• _Exercise details_:
Below are the entries; state how many of their lines contain the string "wieder", and nothing more.

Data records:
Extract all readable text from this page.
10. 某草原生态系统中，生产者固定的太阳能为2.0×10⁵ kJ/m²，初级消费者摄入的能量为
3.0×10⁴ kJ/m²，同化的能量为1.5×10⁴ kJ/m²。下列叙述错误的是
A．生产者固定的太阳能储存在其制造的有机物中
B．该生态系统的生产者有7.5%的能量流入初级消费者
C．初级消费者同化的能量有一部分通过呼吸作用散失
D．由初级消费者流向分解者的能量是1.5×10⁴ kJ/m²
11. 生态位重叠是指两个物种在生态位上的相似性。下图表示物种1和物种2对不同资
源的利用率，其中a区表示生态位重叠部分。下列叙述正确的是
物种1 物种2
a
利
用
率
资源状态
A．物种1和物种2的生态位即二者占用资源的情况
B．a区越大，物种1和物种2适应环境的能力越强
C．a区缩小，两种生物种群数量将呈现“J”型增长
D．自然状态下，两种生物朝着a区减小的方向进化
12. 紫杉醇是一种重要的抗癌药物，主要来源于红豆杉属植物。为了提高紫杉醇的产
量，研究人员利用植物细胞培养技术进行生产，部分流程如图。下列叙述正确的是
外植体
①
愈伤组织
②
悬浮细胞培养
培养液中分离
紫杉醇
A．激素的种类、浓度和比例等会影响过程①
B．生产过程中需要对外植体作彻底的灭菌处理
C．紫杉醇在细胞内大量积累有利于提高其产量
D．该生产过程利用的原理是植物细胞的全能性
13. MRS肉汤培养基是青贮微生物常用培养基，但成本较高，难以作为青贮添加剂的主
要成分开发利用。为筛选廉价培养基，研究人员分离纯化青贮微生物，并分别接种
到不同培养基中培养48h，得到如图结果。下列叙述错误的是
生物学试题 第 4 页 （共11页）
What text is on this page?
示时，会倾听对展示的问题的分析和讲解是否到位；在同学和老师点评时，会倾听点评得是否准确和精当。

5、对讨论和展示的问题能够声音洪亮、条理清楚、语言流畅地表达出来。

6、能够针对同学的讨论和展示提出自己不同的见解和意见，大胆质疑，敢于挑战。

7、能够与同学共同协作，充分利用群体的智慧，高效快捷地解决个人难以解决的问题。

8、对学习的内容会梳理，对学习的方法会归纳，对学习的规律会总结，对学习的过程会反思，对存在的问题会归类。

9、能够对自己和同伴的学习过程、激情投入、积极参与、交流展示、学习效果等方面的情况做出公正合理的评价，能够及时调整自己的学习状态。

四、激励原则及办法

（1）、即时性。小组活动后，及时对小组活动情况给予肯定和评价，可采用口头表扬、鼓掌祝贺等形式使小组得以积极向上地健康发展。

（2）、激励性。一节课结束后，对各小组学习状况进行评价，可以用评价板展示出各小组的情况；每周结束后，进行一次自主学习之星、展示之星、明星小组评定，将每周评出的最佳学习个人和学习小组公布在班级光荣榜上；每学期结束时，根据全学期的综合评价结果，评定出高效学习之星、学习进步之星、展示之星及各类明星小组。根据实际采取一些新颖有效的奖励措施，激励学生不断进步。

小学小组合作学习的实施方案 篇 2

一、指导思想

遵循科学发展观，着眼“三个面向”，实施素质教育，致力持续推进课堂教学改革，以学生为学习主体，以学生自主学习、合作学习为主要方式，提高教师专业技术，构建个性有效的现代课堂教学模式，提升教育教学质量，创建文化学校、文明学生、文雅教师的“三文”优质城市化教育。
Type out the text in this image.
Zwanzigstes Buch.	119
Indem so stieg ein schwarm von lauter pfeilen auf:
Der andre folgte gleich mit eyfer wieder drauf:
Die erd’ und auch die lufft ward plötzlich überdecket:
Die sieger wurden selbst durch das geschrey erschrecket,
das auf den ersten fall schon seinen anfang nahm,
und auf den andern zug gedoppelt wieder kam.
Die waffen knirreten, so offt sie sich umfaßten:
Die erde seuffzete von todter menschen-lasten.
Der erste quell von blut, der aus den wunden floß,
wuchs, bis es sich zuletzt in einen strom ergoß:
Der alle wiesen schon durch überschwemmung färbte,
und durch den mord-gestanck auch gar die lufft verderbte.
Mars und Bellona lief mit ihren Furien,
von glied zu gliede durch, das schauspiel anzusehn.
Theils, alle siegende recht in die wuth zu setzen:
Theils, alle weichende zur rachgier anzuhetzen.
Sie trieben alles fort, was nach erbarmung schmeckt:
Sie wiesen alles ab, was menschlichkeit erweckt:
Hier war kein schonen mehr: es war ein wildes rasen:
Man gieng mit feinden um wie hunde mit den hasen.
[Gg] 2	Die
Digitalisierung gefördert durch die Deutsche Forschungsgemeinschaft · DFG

• _Correct answer_:
2